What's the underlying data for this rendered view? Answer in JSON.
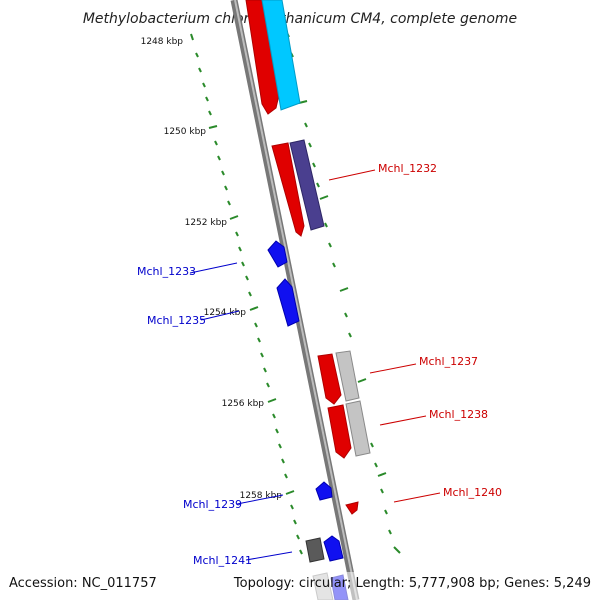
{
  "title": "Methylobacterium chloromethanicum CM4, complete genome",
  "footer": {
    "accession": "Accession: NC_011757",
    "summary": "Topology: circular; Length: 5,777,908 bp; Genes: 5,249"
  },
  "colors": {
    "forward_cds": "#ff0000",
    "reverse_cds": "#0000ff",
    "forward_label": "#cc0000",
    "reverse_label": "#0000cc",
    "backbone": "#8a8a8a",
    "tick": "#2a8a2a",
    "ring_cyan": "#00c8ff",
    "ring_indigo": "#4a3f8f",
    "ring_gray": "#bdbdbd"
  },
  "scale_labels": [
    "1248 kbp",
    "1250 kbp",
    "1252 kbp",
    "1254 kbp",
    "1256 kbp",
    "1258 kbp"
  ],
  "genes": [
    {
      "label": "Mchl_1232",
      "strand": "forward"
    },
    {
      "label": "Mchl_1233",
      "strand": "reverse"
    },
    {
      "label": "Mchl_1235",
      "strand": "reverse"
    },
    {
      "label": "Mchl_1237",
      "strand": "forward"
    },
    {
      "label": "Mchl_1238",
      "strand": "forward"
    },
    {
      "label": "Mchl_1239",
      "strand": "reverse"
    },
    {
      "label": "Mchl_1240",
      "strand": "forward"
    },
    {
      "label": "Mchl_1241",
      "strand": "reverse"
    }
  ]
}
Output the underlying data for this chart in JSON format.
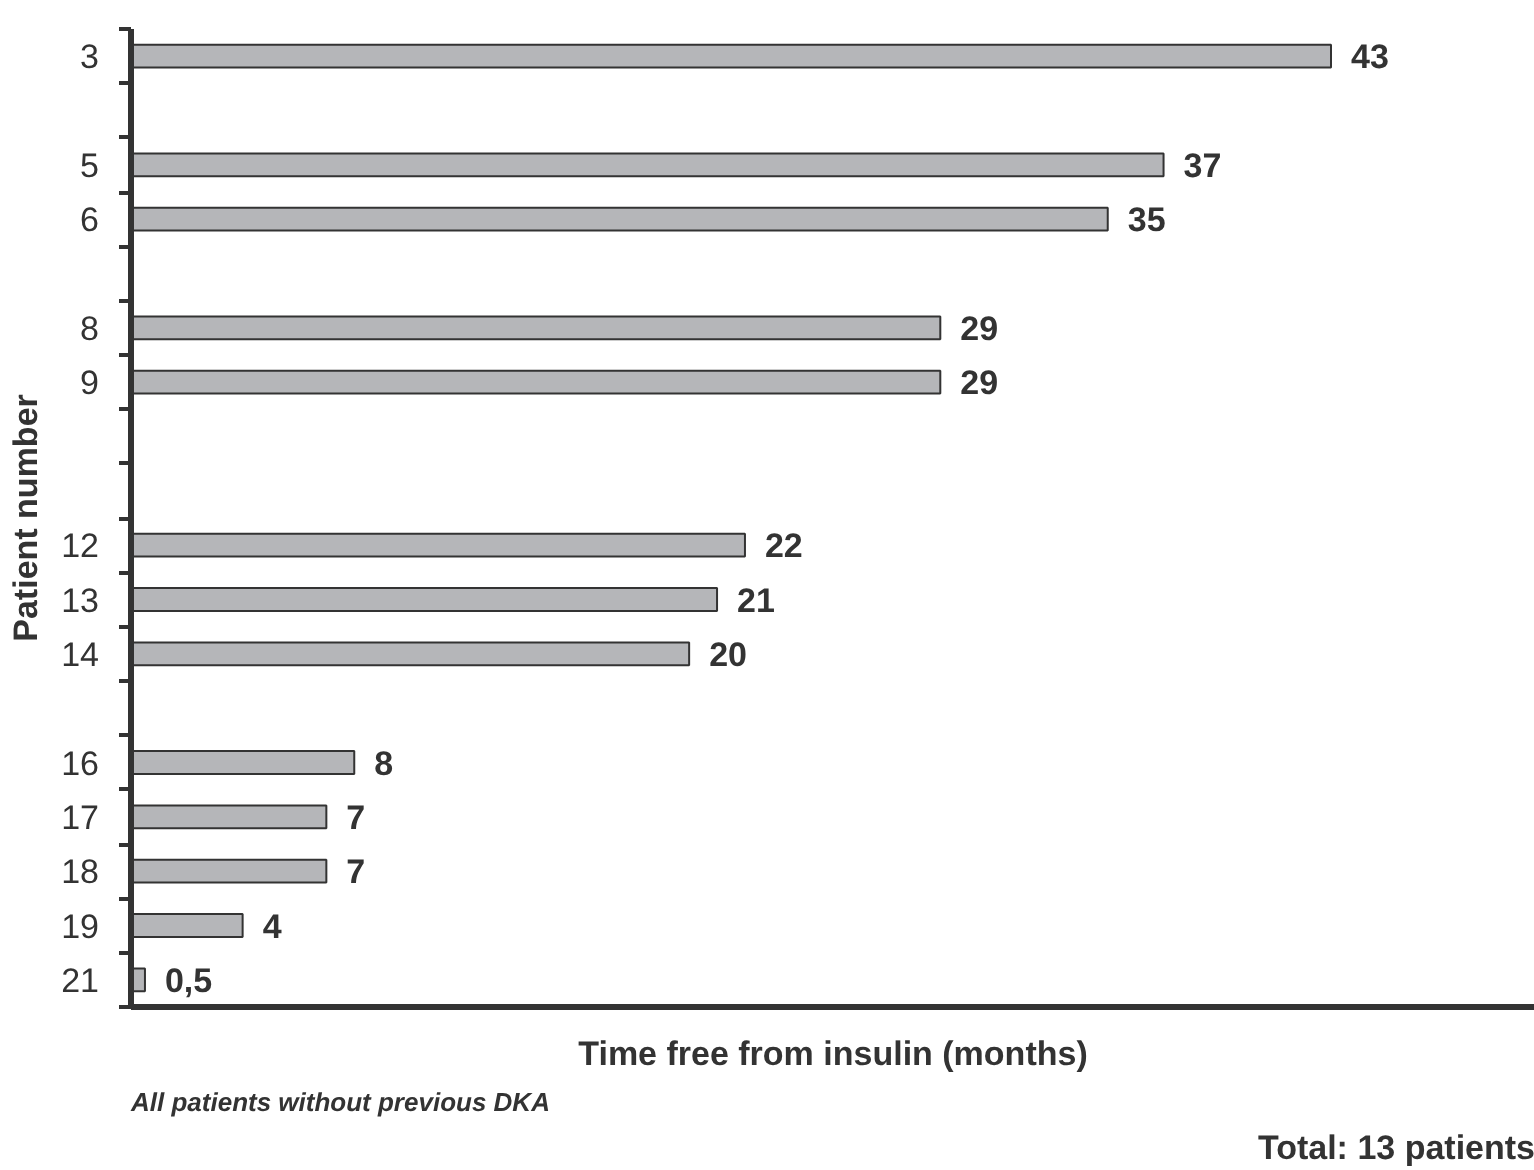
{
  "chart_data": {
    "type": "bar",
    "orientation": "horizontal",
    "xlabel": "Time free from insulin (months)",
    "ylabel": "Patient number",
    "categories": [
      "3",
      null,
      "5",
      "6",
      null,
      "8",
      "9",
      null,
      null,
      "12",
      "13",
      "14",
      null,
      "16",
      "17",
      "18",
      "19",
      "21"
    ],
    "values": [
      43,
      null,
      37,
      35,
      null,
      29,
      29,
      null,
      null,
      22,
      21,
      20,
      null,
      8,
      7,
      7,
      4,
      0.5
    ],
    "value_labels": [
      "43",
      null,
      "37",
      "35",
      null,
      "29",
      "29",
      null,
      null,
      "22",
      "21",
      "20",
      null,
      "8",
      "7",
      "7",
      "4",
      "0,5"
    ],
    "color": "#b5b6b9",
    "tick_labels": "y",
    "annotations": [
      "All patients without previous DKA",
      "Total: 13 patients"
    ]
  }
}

*****

(AIM OF THE TASK) For this data, state how many lines include the word "JSON", with nothing added.

(SOLUTION TO THE PROBLEM) 2